GOAL OF THE EXERCISE: Could you write out every record below exactly, leaving out any pictures?

* Start *

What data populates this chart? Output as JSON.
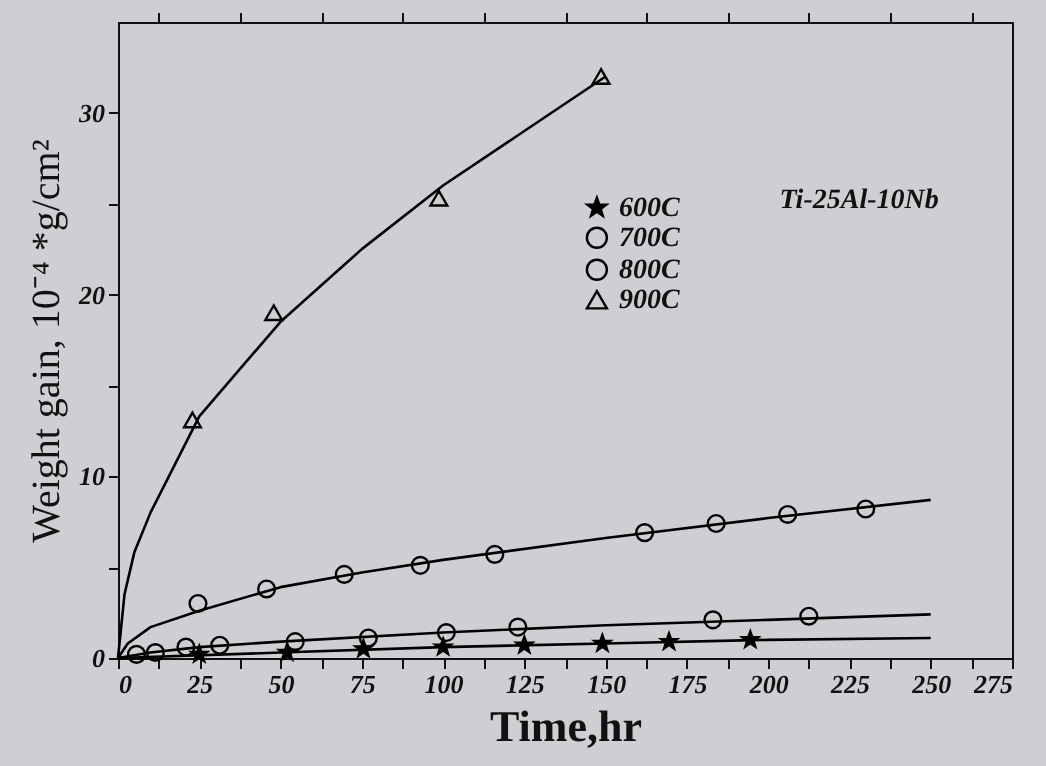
{
  "chart_data": {
    "type": "scatter",
    "xlabel": "Time,hr",
    "ylabel": "Weight gain, 10⁻⁴ *g/cm²",
    "xlim": [
      0,
      275
    ],
    "ylim": [
      0,
      35
    ],
    "xticks": [
      0,
      {
        "value": 12.5,
        "label": null
      },
      25,
      {
        "value": 37.5,
        "label": null
      },
      50,
      {
        "value": 62.5,
        "label": null
      },
      75,
      {
        "value": 87.5,
        "label": null
      },
      100,
      {
        "value": 112.5,
        "label": null
      },
      125,
      {
        "value": 137.5,
        "label": null
      },
      150,
      {
        "value": 162.5,
        "label": null
      },
      175,
      {
        "value": 187.5,
        "label": null
      },
      200,
      {
        "value": 212.5,
        "label": null
      },
      225,
      {
        "value": 237.5,
        "label": null
      },
      250,
      {
        "value": 262.5,
        "label": null
      },
      275
    ],
    "yticks": [
      0,
      {
        "value": 5,
        "label": null
      },
      10,
      {
        "value": 15,
        "label": null
      },
      20,
      {
        "value": 25,
        "label": null
      },
      30
    ],
    "legend": "top right",
    "grid": false,
    "line_style": "solid",
    "annotations": [
      "Ti-25Al-10Nb"
    ],
    "series": [
      {
        "name": "600C",
        "color": "#000000",
        "marker": "star",
        "x": [
          25,
          52,
          75.5,
          100,
          125,
          149,
          169.5,
          194.5
        ],
        "values": [
          0.2,
          0.3,
          0.5,
          0.6,
          0.7,
          0.8,
          0.9,
          1.0
        ]
      },
      {
        "name": "700C",
        "color": "#000000",
        "marker": "circle",
        "x": [
          5.7,
          11.5,
          20.9,
          31.3,
          54.5,
          77,
          101,
          123,
          183,
          212.5
        ],
        "values": [
          0.2,
          0.3,
          0.6,
          0.7,
          0.9,
          1.1,
          1.4,
          1.7,
          2.1,
          2.3
        ]
      },
      {
        "name": "800C",
        "color": "#000000",
        "marker": "circle",
        "x": [
          24.6,
          45.7,
          69.6,
          93,
          115.9,
          162,
          184,
          206,
          230
        ],
        "values": [
          3.0,
          3.8,
          4.6,
          5.1,
          5.7,
          6.9,
          7.4,
          7.9,
          8.2
        ]
      },
      {
        "name": "900C",
        "color": "#000000",
        "marker": "triangle",
        "x": [
          22.9,
          47.9,
          98.7,
          148.6
        ],
        "values": [
          13.1,
          19.0,
          25.3,
          32.0
        ]
      },
      {
        "type": "line",
        "color": "#000000",
        "marker": "none",
        "x": [
          0,
          50,
          100,
          150,
          200,
          250
        ],
        "values": [
          0,
          0.3,
          0.6,
          0.8,
          1.0,
          1.1
        ]
      },
      {
        "type": "line",
        "color": "#000000",
        "marker": "none",
        "x": [
          0,
          10,
          25,
          50,
          100,
          150,
          200,
          250
        ],
        "values": [
          0,
          0.3,
          0.6,
          0.9,
          1.4,
          1.8,
          2.1,
          2.4
        ]
      },
      {
        "type": "line",
        "color": "#000000",
        "marker": "none",
        "x": [
          0,
          3,
          10,
          25,
          50,
          75,
          100,
          150,
          200,
          250
        ],
        "values": [
          0,
          0.8,
          1.7,
          2.6,
          3.9,
          4.7,
          5.4,
          6.6,
          7.7,
          8.7
        ]
      },
      {
        "type": "line",
        "color": "#000000",
        "marker": "none",
        "x": [
          0,
          2,
          5,
          10,
          25,
          50,
          75,
          100,
          125,
          150
        ],
        "values": [
          0,
          3.5,
          5.8,
          8.0,
          13.3,
          18.5,
          22.5,
          26.0,
          29.0,
          32.0
        ]
      }
    ]
  }
}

* End *

RESULT OF THIS TASK:
What data populates this chart? Output as JSON.
{
  "chart_data": {
    "type": "scatter",
    "xlabel": "Time,hr",
    "ylabel": "Weight gain, 10⁻⁴ *g/cm²",
    "xlim": [
      0,
      275
    ],
    "ylim": [
      0,
      35
    ],
    "xticks": [
      0,
      {
        "value": 12.5,
        "label": null
      },
      25,
      {
        "value": 37.5,
        "label": null
      },
      50,
      {
        "value": 62.5,
        "label": null
      },
      75,
      {
        "value": 87.5,
        "label": null
      },
      100,
      {
        "value": 112.5,
        "label": null
      },
      125,
      {
        "value": 137.5,
        "label": null
      },
      150,
      {
        "value": 162.5,
        "label": null
      },
      175,
      {
        "value": 187.5,
        "label": null
      },
      200,
      {
        "value": 212.5,
        "label": null
      },
      225,
      {
        "value": 237.5,
        "label": null
      },
      250,
      {
        "value": 262.5,
        "label": null
      },
      275
    ],
    "yticks": [
      0,
      {
        "value": 5,
        "label": null
      },
      10,
      {
        "value": 15,
        "label": null
      },
      20,
      {
        "value": 25,
        "label": null
      },
      30
    ],
    "legend": "top right",
    "grid": false,
    "line_style": "solid",
    "annotations": [
      "Ti-25Al-10Nb"
    ],
    "series": [
      {
        "name": "600C",
        "color": "#000000",
        "marker": "star",
        "x": [
          25,
          52,
          75.5,
          100,
          125,
          149,
          169.5,
          194.5
        ],
        "values": [
          0.2,
          0.3,
          0.5,
          0.6,
          0.7,
          0.8,
          0.9,
          1.0
        ]
      },
      {
        "name": "700C",
        "color": "#000000",
        "marker": "circle",
        "x": [
          5.7,
          11.5,
          20.9,
          31.3,
          54.5,
          77,
          101,
          123,
          183,
          212.5
        ],
        "values": [
          0.2,
          0.3,
          0.6,
          0.7,
          0.9,
          1.1,
          1.4,
          1.7,
          2.1,
          2.3
        ]
      },
      {
        "name": "800C",
        "color": "#000000",
        "marker": "circle",
        "x": [
          24.6,
          45.7,
          69.6,
          93,
          115.9,
          162,
          184,
          206,
          230
        ],
        "values": [
          3.0,
          3.8,
          4.6,
          5.1,
          5.7,
          6.9,
          7.4,
          7.9,
          8.2
        ]
      },
      {
        "name": "900C",
        "color": "#000000",
        "marker": "triangle",
        "x": [
          22.9,
          47.9,
          98.7,
          148.6
        ],
        "values": [
          13.1,
          19.0,
          25.3,
          32.0
        ]
      },
      {
        "type": "line",
        "color": "#000000",
        "marker": "none",
        "x": [
          0,
          50,
          100,
          150,
          200,
          250
        ],
        "values": [
          0,
          0.3,
          0.6,
          0.8,
          1.0,
          1.1
        ]
      },
      {
        "type": "line",
        "color": "#000000",
        "marker": "none",
        "x": [
          0,
          10,
          25,
          50,
          100,
          150,
          200,
          250
        ],
        "values": [
          0,
          0.3,
          0.6,
          0.9,
          1.4,
          1.8,
          2.1,
          2.4
        ]
      },
      {
        "type": "line",
        "color": "#000000",
        "marker": "none",
        "x": [
          0,
          3,
          10,
          25,
          50,
          75,
          100,
          150,
          200,
          250
        ],
        "values": [
          0,
          0.8,
          1.7,
          2.6,
          3.9,
          4.7,
          5.4,
          6.6,
          7.7,
          8.7
        ]
      },
      {
        "type": "line",
        "color": "#000000",
        "marker": "none",
        "x": [
          0,
          2,
          5,
          10,
          25,
          50,
          75,
          100,
          125,
          150
        ],
        "values": [
          0,
          3.5,
          5.8,
          8.0,
          13.3,
          18.5,
          22.5,
          26.0,
          29.0,
          32.0
        ]
      }
    ]
  }
}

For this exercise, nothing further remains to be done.